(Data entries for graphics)

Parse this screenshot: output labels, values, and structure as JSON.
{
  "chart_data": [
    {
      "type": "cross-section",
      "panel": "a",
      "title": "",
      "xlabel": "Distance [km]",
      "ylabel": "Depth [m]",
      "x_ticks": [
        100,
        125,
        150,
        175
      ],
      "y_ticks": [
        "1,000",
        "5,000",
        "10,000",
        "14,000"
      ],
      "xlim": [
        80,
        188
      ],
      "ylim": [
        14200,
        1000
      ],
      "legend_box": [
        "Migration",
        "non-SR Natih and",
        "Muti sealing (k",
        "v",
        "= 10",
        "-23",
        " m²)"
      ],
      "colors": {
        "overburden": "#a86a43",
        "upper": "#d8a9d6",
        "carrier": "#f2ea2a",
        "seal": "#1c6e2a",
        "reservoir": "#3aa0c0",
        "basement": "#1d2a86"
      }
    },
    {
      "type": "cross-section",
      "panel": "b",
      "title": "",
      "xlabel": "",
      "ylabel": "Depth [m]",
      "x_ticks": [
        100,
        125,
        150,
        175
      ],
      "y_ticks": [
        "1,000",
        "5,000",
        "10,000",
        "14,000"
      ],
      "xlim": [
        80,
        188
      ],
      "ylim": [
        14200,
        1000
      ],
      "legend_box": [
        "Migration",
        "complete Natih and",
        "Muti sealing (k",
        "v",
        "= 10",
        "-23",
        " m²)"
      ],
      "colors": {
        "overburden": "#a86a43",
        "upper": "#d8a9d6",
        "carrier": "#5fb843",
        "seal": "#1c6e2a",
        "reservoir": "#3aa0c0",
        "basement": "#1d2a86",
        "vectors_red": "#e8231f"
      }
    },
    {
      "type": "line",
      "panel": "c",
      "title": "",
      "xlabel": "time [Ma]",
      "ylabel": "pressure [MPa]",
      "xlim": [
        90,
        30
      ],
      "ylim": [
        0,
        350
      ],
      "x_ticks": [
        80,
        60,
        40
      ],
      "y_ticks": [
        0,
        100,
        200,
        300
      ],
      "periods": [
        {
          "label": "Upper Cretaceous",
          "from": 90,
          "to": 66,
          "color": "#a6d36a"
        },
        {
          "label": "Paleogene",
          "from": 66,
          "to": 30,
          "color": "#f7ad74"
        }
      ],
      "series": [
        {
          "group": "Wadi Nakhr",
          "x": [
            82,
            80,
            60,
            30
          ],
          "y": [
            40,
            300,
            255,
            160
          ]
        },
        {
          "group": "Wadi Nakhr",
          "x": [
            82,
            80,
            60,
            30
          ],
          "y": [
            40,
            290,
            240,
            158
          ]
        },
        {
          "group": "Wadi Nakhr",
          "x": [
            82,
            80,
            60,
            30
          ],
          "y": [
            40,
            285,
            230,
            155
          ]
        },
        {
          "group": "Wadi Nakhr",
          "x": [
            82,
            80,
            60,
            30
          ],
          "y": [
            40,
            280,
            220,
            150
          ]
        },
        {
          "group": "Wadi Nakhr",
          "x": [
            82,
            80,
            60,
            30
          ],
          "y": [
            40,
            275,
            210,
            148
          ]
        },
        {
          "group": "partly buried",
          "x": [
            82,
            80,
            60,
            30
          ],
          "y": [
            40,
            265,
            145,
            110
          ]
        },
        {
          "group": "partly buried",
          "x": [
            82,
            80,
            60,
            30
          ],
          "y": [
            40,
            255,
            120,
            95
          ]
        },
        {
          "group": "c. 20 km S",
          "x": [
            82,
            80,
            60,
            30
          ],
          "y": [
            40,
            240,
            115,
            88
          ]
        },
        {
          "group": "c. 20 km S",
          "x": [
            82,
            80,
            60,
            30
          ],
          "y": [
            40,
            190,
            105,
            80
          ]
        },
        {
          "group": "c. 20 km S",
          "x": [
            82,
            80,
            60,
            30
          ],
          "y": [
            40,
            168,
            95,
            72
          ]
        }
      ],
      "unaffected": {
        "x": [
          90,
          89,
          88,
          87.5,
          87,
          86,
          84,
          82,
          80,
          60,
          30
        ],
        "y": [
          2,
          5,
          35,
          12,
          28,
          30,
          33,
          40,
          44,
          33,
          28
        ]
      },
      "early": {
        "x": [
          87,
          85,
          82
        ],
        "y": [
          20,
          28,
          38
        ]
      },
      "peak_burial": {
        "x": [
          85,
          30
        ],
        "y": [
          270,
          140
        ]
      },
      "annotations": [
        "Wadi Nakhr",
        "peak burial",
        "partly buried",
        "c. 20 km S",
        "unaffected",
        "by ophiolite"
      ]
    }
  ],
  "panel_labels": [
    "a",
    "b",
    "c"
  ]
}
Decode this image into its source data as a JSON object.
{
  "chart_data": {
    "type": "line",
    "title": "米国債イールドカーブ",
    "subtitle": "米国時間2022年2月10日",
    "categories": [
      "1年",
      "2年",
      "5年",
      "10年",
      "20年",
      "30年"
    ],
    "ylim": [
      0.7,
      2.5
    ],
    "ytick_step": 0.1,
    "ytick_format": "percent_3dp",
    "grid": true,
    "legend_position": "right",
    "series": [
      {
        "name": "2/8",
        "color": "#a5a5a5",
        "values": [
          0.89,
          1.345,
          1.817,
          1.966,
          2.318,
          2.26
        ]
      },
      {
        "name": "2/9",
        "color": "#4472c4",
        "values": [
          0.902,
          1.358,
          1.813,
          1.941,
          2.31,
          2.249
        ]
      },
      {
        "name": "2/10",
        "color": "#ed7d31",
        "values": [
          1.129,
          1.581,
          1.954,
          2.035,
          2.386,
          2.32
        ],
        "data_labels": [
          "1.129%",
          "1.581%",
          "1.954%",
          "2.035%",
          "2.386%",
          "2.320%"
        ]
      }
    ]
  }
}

▸ Given problem:
Pick out the lines containing the string "JSON".

▸ Reply:
Parse this screenshot: output labels, values, and structure as JSON.
Decode this image into its source data as a JSON object.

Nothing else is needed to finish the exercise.